--- Begin ---
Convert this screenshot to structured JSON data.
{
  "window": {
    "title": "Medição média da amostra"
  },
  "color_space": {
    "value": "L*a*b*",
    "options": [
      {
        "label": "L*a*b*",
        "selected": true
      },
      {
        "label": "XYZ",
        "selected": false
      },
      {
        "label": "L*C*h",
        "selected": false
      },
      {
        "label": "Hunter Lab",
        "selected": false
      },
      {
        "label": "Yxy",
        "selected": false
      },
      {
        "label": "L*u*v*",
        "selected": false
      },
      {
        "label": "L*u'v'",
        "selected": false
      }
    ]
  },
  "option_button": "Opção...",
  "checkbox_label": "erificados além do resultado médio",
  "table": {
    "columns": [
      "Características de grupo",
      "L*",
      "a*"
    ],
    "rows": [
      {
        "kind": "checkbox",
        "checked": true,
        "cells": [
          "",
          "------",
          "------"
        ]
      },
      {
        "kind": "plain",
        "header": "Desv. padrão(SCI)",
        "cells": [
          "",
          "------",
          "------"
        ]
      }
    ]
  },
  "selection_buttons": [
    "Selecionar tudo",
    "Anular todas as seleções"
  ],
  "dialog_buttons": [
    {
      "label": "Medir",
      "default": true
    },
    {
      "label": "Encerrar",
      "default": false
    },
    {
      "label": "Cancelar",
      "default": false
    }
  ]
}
--- End ---
Set down the material above again, word for word.

Written solution:
Convert this screenshot to structured JSON data.
{
  "window": {
    "title": "Medição média da amostra"
  },
  "color_space": {
    "value": "L*a*b*",
    "options": [
      {
        "label": "L*a*b*",
        "selected": true
      },
      {
        "label": "XYZ",
        "selected": false
      },
      {
        "label": "L*C*h",
        "selected": false
      },
      {
        "label": "Hunter Lab",
        "selected": false
      },
      {
        "label": "Yxy",
        "selected": false
      },
      {
        "label": "L*u*v*",
        "selected": false
      },
      {
        "label": "L*u'v'",
        "selected": false
      }
    ]
  },
  "option_button": "Opção...",
  "checkbox_label": "erificados além do resultado médio",
  "table": {
    "columns": [
      "Características de grupo",
      "L*",
      "a*"
    ],
    "rows": [
      {
        "kind": "checkbox",
        "checked": true,
        "cells": [
          "",
          "------",
          "------"
        ]
      },
      {
        "kind": "plain",
        "header": "Desv. padrão(SCI)",
        "cells": [
          "",
          "------",
          "------"
        ]
      }
    ]
  },
  "selection_buttons": [
    "Selecionar tudo",
    "Anular todas as seleções"
  ],
  "dialog_buttons": [
    {
      "label": "Medir",
      "default": true
    },
    {
      "label": "Encerrar",
      "default": false
    },
    {
      "label": "Cancelar",
      "default": false
    }
  ]
}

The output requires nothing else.